**Exercise description**
Could you write out the records below exactly as they appear?

+-------+

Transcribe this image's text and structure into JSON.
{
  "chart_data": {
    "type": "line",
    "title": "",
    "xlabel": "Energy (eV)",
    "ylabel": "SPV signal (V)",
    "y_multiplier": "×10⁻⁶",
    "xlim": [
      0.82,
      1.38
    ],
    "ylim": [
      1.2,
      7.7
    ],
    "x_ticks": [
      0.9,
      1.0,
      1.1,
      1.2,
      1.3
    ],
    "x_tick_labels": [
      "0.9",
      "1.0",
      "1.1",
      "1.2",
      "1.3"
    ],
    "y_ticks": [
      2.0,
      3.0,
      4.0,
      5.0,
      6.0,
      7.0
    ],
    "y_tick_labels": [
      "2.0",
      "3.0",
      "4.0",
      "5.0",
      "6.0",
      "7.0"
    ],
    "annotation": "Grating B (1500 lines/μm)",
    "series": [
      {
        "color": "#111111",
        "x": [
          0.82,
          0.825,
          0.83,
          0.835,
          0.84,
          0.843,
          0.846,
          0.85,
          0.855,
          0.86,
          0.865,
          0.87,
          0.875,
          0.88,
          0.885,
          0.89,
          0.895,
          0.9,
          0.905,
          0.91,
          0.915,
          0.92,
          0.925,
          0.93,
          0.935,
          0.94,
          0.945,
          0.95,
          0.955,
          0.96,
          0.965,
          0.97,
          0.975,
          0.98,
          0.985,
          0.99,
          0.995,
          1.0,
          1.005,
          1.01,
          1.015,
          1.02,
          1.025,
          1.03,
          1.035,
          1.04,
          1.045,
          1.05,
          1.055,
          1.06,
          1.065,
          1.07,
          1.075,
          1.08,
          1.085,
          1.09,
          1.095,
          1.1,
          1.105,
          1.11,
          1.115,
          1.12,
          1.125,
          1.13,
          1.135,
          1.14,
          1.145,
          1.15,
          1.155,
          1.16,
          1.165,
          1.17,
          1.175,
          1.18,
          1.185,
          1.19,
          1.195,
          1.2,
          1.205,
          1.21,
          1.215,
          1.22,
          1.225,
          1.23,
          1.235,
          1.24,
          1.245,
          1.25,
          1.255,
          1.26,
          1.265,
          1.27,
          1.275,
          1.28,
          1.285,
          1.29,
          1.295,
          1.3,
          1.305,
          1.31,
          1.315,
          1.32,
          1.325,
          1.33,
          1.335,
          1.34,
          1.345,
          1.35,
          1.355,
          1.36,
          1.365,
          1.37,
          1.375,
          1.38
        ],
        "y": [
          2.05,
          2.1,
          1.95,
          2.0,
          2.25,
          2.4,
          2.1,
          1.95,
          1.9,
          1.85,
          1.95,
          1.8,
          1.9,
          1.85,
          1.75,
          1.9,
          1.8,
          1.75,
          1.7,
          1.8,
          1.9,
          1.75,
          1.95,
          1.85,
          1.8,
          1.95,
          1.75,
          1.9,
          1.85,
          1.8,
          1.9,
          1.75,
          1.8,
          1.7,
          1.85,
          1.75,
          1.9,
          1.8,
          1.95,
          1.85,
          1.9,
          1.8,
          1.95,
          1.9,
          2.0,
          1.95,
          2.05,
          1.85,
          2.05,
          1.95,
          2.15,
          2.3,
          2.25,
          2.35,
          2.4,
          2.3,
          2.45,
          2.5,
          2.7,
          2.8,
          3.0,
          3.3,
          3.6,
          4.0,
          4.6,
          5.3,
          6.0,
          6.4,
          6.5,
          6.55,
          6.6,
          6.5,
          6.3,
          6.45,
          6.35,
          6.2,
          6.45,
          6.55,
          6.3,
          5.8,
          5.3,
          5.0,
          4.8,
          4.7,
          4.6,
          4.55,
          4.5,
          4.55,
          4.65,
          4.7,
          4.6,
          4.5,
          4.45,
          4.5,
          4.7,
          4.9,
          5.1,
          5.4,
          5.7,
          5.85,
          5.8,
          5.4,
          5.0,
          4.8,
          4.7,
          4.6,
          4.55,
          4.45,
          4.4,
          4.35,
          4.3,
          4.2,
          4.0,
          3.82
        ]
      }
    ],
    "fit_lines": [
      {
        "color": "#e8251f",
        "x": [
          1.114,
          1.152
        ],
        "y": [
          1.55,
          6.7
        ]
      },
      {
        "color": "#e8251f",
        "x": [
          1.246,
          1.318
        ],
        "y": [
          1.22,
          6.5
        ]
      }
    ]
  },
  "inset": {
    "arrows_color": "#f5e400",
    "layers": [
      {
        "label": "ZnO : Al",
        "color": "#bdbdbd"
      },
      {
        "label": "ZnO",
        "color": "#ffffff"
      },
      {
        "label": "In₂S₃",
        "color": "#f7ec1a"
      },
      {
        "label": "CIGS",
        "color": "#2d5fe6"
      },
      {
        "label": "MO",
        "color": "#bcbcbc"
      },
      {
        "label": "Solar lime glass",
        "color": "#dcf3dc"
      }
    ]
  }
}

+-------+

**Result below**
Transcribe this image's text and structure into JSON.
{
  "chart_data": {
    "type": "line",
    "title": "",
    "xlabel": "Energy (eV)",
    "ylabel": "SPV signal (V)",
    "y_multiplier": "×10⁻⁶",
    "xlim": [
      0.82,
      1.38
    ],
    "ylim": [
      1.2,
      7.7
    ],
    "x_ticks": [
      0.9,
      1.0,
      1.1,
      1.2,
      1.3
    ],
    "x_tick_labels": [
      "0.9",
      "1.0",
      "1.1",
      "1.2",
      "1.3"
    ],
    "y_ticks": [
      2.0,
      3.0,
      4.0,
      5.0,
      6.0,
      7.0
    ],
    "y_tick_labels": [
      "2.0",
      "3.0",
      "4.0",
      "5.0",
      "6.0",
      "7.0"
    ],
    "annotation": "Grating B (1500 lines/μm)",
    "series": [
      {
        "color": "#111111",
        "x": [
          0.82,
          0.825,
          0.83,
          0.835,
          0.84,
          0.843,
          0.846,
          0.85,
          0.855,
          0.86,
          0.865,
          0.87,
          0.875,
          0.88,
          0.885,
          0.89,
          0.895,
          0.9,
          0.905,
          0.91,
          0.915,
          0.92,
          0.925,
          0.93,
          0.935,
          0.94,
          0.945,
          0.95,
          0.955,
          0.96,
          0.965,
          0.97,
          0.975,
          0.98,
          0.985,
          0.99,
          0.995,
          1.0,
          1.005,
          1.01,
          1.015,
          1.02,
          1.025,
          1.03,
          1.035,
          1.04,
          1.045,
          1.05,
          1.055,
          1.06,
          1.065,
          1.07,
          1.075,
          1.08,
          1.085,
          1.09,
          1.095,
          1.1,
          1.105,
          1.11,
          1.115,
          1.12,
          1.125,
          1.13,
          1.135,
          1.14,
          1.145,
          1.15,
          1.155,
          1.16,
          1.165,
          1.17,
          1.175,
          1.18,
          1.185,
          1.19,
          1.195,
          1.2,
          1.205,
          1.21,
          1.215,
          1.22,
          1.225,
          1.23,
          1.235,
          1.24,
          1.245,
          1.25,
          1.255,
          1.26,
          1.265,
          1.27,
          1.275,
          1.28,
          1.285,
          1.29,
          1.295,
          1.3,
          1.305,
          1.31,
          1.315,
          1.32,
          1.325,
          1.33,
          1.335,
          1.34,
          1.345,
          1.35,
          1.355,
          1.36,
          1.365,
          1.37,
          1.375,
          1.38
        ],
        "y": [
          2.05,
          2.1,
          1.95,
          2.0,
          2.25,
          2.4,
          2.1,
          1.95,
          1.9,
          1.85,
          1.95,
          1.8,
          1.9,
          1.85,
          1.75,
          1.9,
          1.8,
          1.75,
          1.7,
          1.8,
          1.9,
          1.75,
          1.95,
          1.85,
          1.8,
          1.95,
          1.75,
          1.9,
          1.85,
          1.8,
          1.9,
          1.75,
          1.8,
          1.7,
          1.85,
          1.75,
          1.9,
          1.8,
          1.95,
          1.85,
          1.9,
          1.8,
          1.95,
          1.9,
          2.0,
          1.95,
          2.05,
          1.85,
          2.05,
          1.95,
          2.15,
          2.3,
          2.25,
          2.35,
          2.4,
          2.3,
          2.45,
          2.5,
          2.7,
          2.8,
          3.0,
          3.3,
          3.6,
          4.0,
          4.6,
          5.3,
          6.0,
          6.4,
          6.5,
          6.55,
          6.6,
          6.5,
          6.3,
          6.45,
          6.35,
          6.2,
          6.45,
          6.55,
          6.3,
          5.8,
          5.3,
          5.0,
          4.8,
          4.7,
          4.6,
          4.55,
          4.5,
          4.55,
          4.65,
          4.7,
          4.6,
          4.5,
          4.45,
          4.5,
          4.7,
          4.9,
          5.1,
          5.4,
          5.7,
          5.85,
          5.8,
          5.4,
          5.0,
          4.8,
          4.7,
          4.6,
          4.55,
          4.45,
          4.4,
          4.35,
          4.3,
          4.2,
          4.0,
          3.82
        ]
      }
    ],
    "fit_lines": [
      {
        "color": "#e8251f",
        "x": [
          1.114,
          1.152
        ],
        "y": [
          1.55,
          6.7
        ]
      },
      {
        "color": "#e8251f",
        "x": [
          1.246,
          1.318
        ],
        "y": [
          1.22,
          6.5
        ]
      }
    ]
  },
  "inset": {
    "arrows_color": "#f5e400",
    "layers": [
      {
        "label": "ZnO : Al",
        "color": "#bdbdbd"
      },
      {
        "label": "ZnO",
        "color": "#ffffff"
      },
      {
        "label": "In₂S₃",
        "color": "#f7ec1a"
      },
      {
        "label": "CIGS",
        "color": "#2d5fe6"
      },
      {
        "label": "MO",
        "color": "#bcbcbc"
      },
      {
        "label": "Solar lime glass",
        "color": "#dcf3dc"
      }
    ]
  }
}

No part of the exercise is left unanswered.